_Exercise passage_
= Beginning of Section =

History Repeating Itself

Tommy McKearney writing for Socialist Voice characterises the Stormont regime as a byword for banality and ridicule.

How often have we heard the phrase from Marx’s Eighteenth Brumaire of Louis Bonaparte, that history repeats itself, “first as tragedy, then as farce”? That the axiom is overused is hardly surprising, as it has been proved accurate so often, and rarely more so than when applied to the present administration in Stormont.

Once we were afflicted with an uncompromising Unionist regime that governed the Six Counties with scant regard for democracy, creating misery for many. In its place we now have an administration that appears intent instead on making itself a byword for banality and ridicule. 

The Lords Craig and Brookeborough must be turning in their marble tombs with the state they created now home to what might charitably be described as a political circus. For pure farce it would be difficult to outdo the most recent brouhaha following revelations that a Sinn Féin MLA had coached a young flag-waving loyalist, Jamie Bryson, before he gave evidence at a committee hearing investigating the NAMA scandal. 

The only redeeming feature of the affair was the MLA’s immediate and exemplary resignation when he was found to have transgressed—an act of integrity almost unprecedented in Northern political life, where a mule-headed refusal to accept blame for any misconduct is more often the norm. 

As well as the titillation provided by the Namagate coaching scandal, Stormont’s second coming contributes daily to the surrealism that surrounds Assembly business, indicating that it is more about optics than substance. Deprived of overall or full authority, in large part because of the absence of fiscal control, the Assembly—or the Executive at any rate—is now striving to maintain its existence at all costs, often paying less attention to living conditions for its electorate than to its own fortunes. 

One result of this is that the two main parties have agreed on a curious modus vivendi that provides for a distinctly Northern version of bicameralism. But instead of having two chambers, Stormont has in effect two arenas: one for designated areas of public disagreement and the other providing an underlying consensus on economic policy.

Readers of this paper hardly need reminding of the often-reported areas of disagreement in the North. Less obvious, perhaps, is the extent to which a neo-liberal consensus underpinning the political institutions has led to a virtual policy convergence on economic matters.

Just how close the two main parties are in these matters was shown recently in a joint letter from the first minster, Arlene Foster, and deputy first minister, Martin McGuinness, to the British prime minister, Theresa May.¹ In spite of angry denials, the first minster had apparently performed a dramatic U-turn in relation to the European Union. Notwithstanding her enthusiastic support (and that of her party) for the Brexit campaign to leave the EU, Foster has, in the letter to Downing Street, shifted her position on the EU to one that appears not unlike that of Sinn Féin. The extent of her about-turn is evidenced by no less than four references in the letter to the benefits supposedly accruing to Northern Ireland from membership of the EU.

While the first minister was being ridiculed by her political opponents and some of the media for her remarkable political somersault, the deputy first minister’s party managed to perform a no less dexterous manoeuvre, albeit one that drew much less public attention. As well as reversing its long-standing opposition to the free-market European Union, Sinn Féin in the letter to Theresa May appears to indicate that it has adopted a pro-business position vis-à-vis workers and wages.

= End of Section =

(Page segmentation data)

= Beginning of Section =

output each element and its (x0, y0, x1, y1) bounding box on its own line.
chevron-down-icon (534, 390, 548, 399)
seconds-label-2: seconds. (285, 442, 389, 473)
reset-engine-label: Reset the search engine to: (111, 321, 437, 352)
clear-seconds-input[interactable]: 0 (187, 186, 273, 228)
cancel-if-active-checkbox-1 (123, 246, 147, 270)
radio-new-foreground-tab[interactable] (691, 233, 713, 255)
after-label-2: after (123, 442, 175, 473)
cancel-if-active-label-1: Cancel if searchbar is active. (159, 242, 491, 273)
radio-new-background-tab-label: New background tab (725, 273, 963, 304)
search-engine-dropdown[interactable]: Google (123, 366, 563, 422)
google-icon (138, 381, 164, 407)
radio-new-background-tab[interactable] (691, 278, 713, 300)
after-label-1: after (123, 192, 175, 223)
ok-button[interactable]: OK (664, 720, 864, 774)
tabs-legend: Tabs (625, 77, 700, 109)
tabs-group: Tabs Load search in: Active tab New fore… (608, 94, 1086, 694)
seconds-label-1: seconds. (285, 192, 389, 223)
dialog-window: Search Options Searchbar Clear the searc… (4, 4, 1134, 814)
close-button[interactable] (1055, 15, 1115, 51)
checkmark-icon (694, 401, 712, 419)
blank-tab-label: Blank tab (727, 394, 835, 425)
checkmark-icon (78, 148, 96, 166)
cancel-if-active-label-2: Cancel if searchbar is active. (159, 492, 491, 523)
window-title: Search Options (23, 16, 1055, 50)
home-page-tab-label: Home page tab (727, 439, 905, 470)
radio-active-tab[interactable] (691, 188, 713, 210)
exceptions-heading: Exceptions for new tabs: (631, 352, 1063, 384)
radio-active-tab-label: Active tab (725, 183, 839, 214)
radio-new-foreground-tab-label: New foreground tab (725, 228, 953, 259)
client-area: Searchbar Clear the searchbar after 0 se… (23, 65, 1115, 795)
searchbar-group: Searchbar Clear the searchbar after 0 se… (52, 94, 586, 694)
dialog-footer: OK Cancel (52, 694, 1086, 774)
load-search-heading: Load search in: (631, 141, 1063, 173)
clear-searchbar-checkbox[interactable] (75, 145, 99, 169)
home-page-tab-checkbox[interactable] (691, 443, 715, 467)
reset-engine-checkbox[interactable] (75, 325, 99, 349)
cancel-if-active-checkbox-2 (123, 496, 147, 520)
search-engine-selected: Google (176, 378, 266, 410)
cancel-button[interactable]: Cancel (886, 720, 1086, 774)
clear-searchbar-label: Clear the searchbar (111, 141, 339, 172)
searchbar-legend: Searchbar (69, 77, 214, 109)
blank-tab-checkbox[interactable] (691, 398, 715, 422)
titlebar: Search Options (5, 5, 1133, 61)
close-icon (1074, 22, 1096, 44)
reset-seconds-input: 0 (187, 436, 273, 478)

= End of Section =

_What you will do_
**A.** In the article on the Stormont administration, who wrote the joint letter to the British prime minister, Theresa May?
**B.** Reproduce the portion of the article on the Stormont administration starting with "How often have" and going on through "itself a byword for banality and ridicule.".
**C.** Resume the article on the Stormont administration, picking up after its final sentence.

_Answers for this exercise_
**A.** The first minister, Arlene Foster, and the deputy first minister, Martin McGuinness.

**B.**
How often have we heard the phrase from Marx’s Eighteenth Brumaire of Louis Bonaparte, that history repeats itself, “first as tragedy, then as farce”? That the axiom is overused is hardly surprising, as it has been proved accurate so often, and rarely more so than when applied to the present administration in Stormont.

Once we were afflicted with an uncompromising Unionist regime that governed the Six Counties with scant regard for democracy, creating misery for many. In its place we now have an administration that appears intent instead on making itself a byword for banality and ridicule.

**C.**
The jointly agreed and signed communiqué contains a request for policies that should be “sufficiently flexible to allow access to unskilled as well as highly skilled labour.” Elaborating on this point, the letter says that this was necessary because employers in the private and public sectors are heavily dependent on EU and other migrant labour.

Whether Sinn Féin care to admit it or not, there is nothing transformative or progressive about this stance. There is little doubt that this will not play out as an enlightened appeal to welcome workers from abroad. In Northern Ireland’s depressed economy this is a strategy for lowering wages that are already among the lowest in the United Kingdom.

Both parties in the Stormont Executive would probably claim, with some little justification, that they are restricted by the terms of the Northern Ireland Act (1998)—i.e. devolved powers—and by the amount in their annual block grant from London.²

Nevertheless, this is to ignore the fact that there are several areas, such as health, housing, and economic development, over which the local Assembly has authority. Significant improvements could be made in all these areas were it not for this unspoken but undisguised neo-liberal consensus.
Take just one area, that of the National Health Service in the Six Counties. Even allowing for financial restrictions imposed by the finite block grant, there is no good reason why Stormont doesn’t act to remove privatisation from this service.

Nor is this a purely ideologically inspired suggestion. Late last year the BBC in Belfast reported that care services for the elderly in their home environment were at breaking point.³ The report makes for grim reading, with one care worker reporting that all too often they can only spend a bare fifteen minutes per day with their elderly and often weak patients.

Disturbingly, the report also states that there are more than three hundred private domiciliary contractors in Northern Ireland, while care workers experience the lowest average hourly rate paid for domiciliary care in the United Kingdom.

This surely raises the question, What need is served by having three private middlemen (or any middlemen), and at what cost to patients and care workers?

Supporters of the Executive will claim that this is the price to be paid for maintaining the political institutions in the North, implying by extension that this is a necessary part of maintaining peace. However well intentioned, this is a mistaken argument, as the status quo in Stormont is, above all else, preserving sectarianised institutions serving a failing state.

Ultimately the solution to this problem rests in replacing the flawed and failed institutions on both sides of the border with the establishment of a workers’ republic. This should not be interpreted to mean that we have to postpone challenging the Northern Executive’s neo-liberal programme in the here and now. Building a workers’ state is not something that comes about spontaneously or without struggle. Highlighting the flaws within capitalism and campaigning to overcome even some of them are important aspects of that struggle.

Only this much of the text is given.